Dataset excerpts:
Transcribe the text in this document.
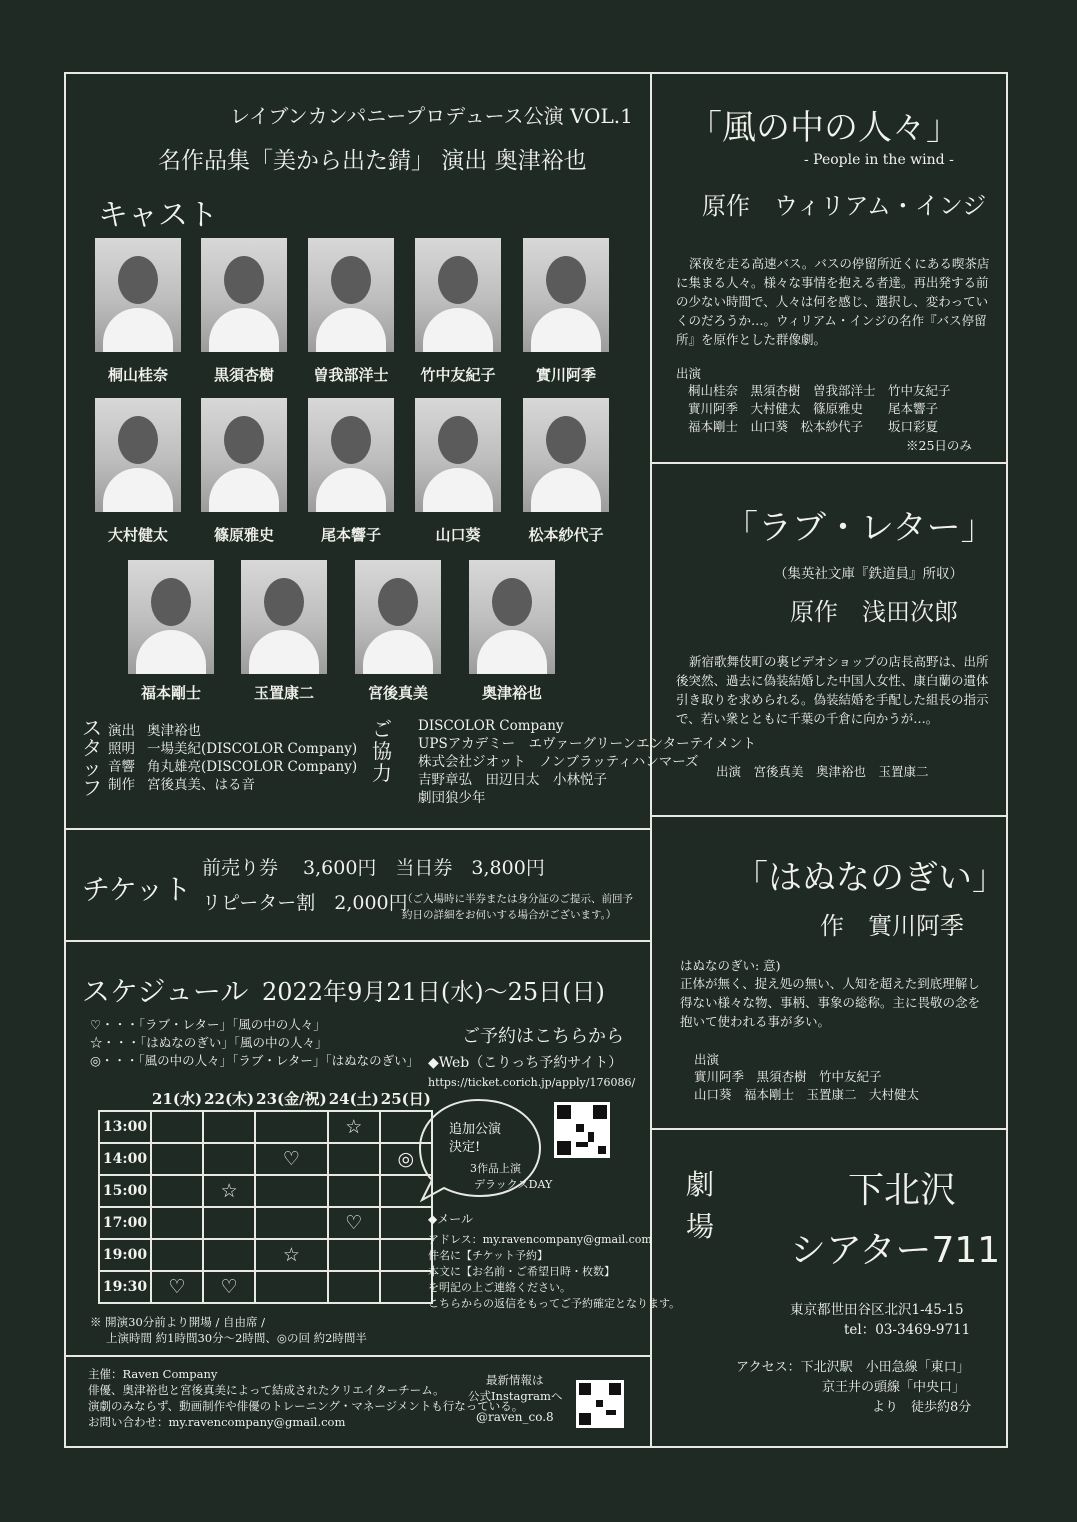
レイブンカンパニープロデュース公演 VOL.1
名作品集「美から出た錆」 演出 奥津裕也
キャスト
桐山桂奈	黒須杏樹	曽我部洋士	竹中友紀子	實川阿季
大村健太	篠原雅史	尾本響子	山口葵	松本紗代子
福本剛士	玉置康二	宮後真美	奥津裕也
ス
タ
ッ
フ
演出 奥津裕也
照明 一場美紀(DISCOLOR Company)
音響 角丸雄亮(DISCOLOR Company)
制作 宮後真美、はる音
ご
協
力
DISCOLOR Company
UPSアカデミー　エヴァーグリーンエンターテイメント
株式会社ジオット　ノンブラッティハンマーズ
吉野章弘　田辺日太　小林悦子
劇団狼少年
チケット
前売り券　 3,600円　当日券　3,800円
リピーター割　2,000円
（ご入場時に半券または身分証のご提示、前回予約日の詳細をお伺いする場合がございます。）
スケジュール 2022年9月21日(水)〜25日(日)
♡・・・「ラブ・レター」「風の中の人々」
☆・・・「はぬなのぎい」「風の中の人々」
◎・・・「風の中の人々」「ラブ・レター」「はぬなのぎい」
	21(水)	22(木)	23(金/祝)	24(土)	25(日)
13:00				☆	
14:00			♡		◎
15:00		☆			
17:00				♡	
19:00			☆		
19:30	♡	♡			
※ 開演30分前より開場 / 自由席 /
上演時間 約1時間30分〜2時間、◎の回 約2時間半
ご予約はこちらから
◆Web（こりっち予約サイト）
https://ticket.corich.jp/apply/176086/
追加公演
決定!
3作品上演
デラックスDAY
◆メール
アドレス：my.ravencompany@gmail.com
件名に【チケット予約】
本文に【お名前・ご希望日時・枚数】
を明記の上ご連絡ください。
こちらからの返信をもってご予約確定となります。
主催：Raven Company
俳優、奥津裕也と宮後真美によって結成されたクリエイターチーム。
演劇のみならず、動画制作や俳優のトレーニング・マネージメントも行なっている。
お問い合わせ：my.ravencompany@gmail.com
最新情報は
公式Instagramへ
@raven_co.8
「風の中の人々」
- People in the wind -
原作　ウィリアム・インジ
深夜を走る高速バス。バスの停留所近くにある喫茶店に集まる人々。様々な事情を抱える者達。再出発する前の少ない時間で、人々は何を感じ、選択し、変わっていくのだろうか…。ウィリアム・インジの名作『バス停留所』を原作とした群像劇。
出演
桐山桂奈　黒須杏樹　曽我部洋士　竹中友紀子
實川阿季　大村健太　篠原雅史　　尾本響子
福本剛士　山口葵　松本紗代子　　坂口彩夏
※25日のみ
「ラブ・レター」
（集英社文庫『鉄道員』所収）
原作　浅田次郎
新宿歌舞伎町の裏ビデオショップの店長高野は、出所後突然、過去に偽装結婚した中国人女性、康白蘭の遺体引き取りを求められる。偽装結婚を手配した組長の指示で、若い衆とともに千葉の千倉に向かうが…。
出演　宮後真美　奥津裕也　玉置康二
「はぬなのぎい」
作　實川阿季
はぬなのぎい: 意)
正体が無く、捉え処の無い、人知を超えた到底理解し得ない様々な物、事柄、事象の総称。主に畏敬の念を抱いて使われる事が多い。
出演
實川阿季　黒須杏樹　竹中友紀子
山口葵　福本剛士　玉置康二　大村健太
劇
場
下北沢
シアター711
東京都世田谷区北沢1-45-15
tel：03-3469-9711
アクセス：下北沢駅　小田急線「東口」
京王井の頭線「中央口」
より　徒歩約8分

Directive: The records above need to be restated word for word, with the pictures left out.

Solution for this exercise:
Transcribe the text in this document.
レイブンカンパニープロデュース公演 VOL.1
名作品集「美から出た錆」 演出 奥津裕也
キャスト
桐山桂奈	黒須杏樹	曽我部洋士	竹中友紀子	實川阿季
大村健太	篠原雅史	尾本響子	山口葵	松本紗代子
福本剛士	玉置康二	宮後真美	奥津裕也
ス
タ
ッ
フ
演出 奥津裕也
照明 一場美紀(DISCOLOR Company)
音響 角丸雄亮(DISCOLOR Company)
制作 宮後真美、はる音
ご
協
力
DISCOLOR Company
UPSアカデミー　エヴァーグリーンエンターテイメント
株式会社ジオット　ノンブラッティハンマーズ
吉野章弘　田辺日太　小林悦子
劇団狼少年
チケット
前売り券　 3,600円　当日券　3,800円
リピーター割　2,000円
（ご入場時に半券または身分証のご提示、前回予約日の詳細をお伺いする場合がございます。）
スケジュール 2022年9月21日(水)〜25日(日)
♡・・・「ラブ・レター」「風の中の人々」
☆・・・「はぬなのぎい」「風の中の人々」
◎・・・「風の中の人々」「ラブ・レター」「はぬなのぎい」
	21(水)	22(木)	23(金/祝)	24(土)	25(日)
13:00				☆	
14:00			♡		◎
15:00		☆			
17:00				♡	
19:00			☆		
19:30	♡	♡			
※ 開演30分前より開場 / 自由席 /
上演時間 約1時間30分〜2時間、◎の回 約2時間半
ご予約はこちらから
◆Web（こりっち予約サイト）
https://ticket.corich.jp/apply/176086/
追加公演
決定!
3作品上演
デラックスDAY
◆メール
アドレス：my.ravencompany@gmail.com
件名に【チケット予約】
本文に【お名前・ご希望日時・枚数】
を明記の上ご連絡ください。
こちらからの返信をもってご予約確定となります。
主催：Raven Company
俳優、奥津裕也と宮後真美によって結成されたクリエイターチーム。
演劇のみならず、動画制作や俳優のトレーニング・マネージメントも行なっている。
お問い合わせ：my.ravencompany@gmail.com
最新情報は
公式Instagramへ
@raven_co.8
「風の中の人々」
- People in the wind -
原作　ウィリアム・インジ
深夜を走る高速バス。バスの停留所近くにある喫茶店に集まる人々。様々な事情を抱える者達。再出発する前の少ない時間で、人々は何を感じ、選択し、変わっていくのだろうか…。ウィリアム・インジの名作『バス停留所』を原作とした群像劇。
出演
桐山桂奈　黒須杏樹　曽我部洋士　竹中友紀子
實川阿季　大村健太　篠原雅史　　尾本響子
福本剛士　山口葵　松本紗代子　　坂口彩夏
※25日のみ
「ラブ・レター」
（集英社文庫『鉄道員』所収）
原作　浅田次郎
新宿歌舞伎町の裏ビデオショップの店長高野は、出所後突然、過去に偽装結婚した中国人女性、康白蘭の遺体引き取りを求められる。偽装結婚を手配した組長の指示で、若い衆とともに千葉の千倉に向かうが…。
出演　宮後真美　奥津裕也　玉置康二
「はぬなのぎい」
作　實川阿季
はぬなのぎい: 意)
正体が無く、捉え処の無い、人知を超えた到底理解し得ない様々な物、事柄、事象の総称。主に畏敬の念を抱いて使われる事が多い。
出演
實川阿季　黒須杏樹　竹中友紀子
山口葵　福本剛士　玉置康二　大村健太
劇
場
下北沢
シアター711
東京都世田谷区北沢1-45-15
tel：03-3469-9711
アクセス：下北沢駅　小田急線「東口」
京王井の頭線「中央口」
より　徒歩約8分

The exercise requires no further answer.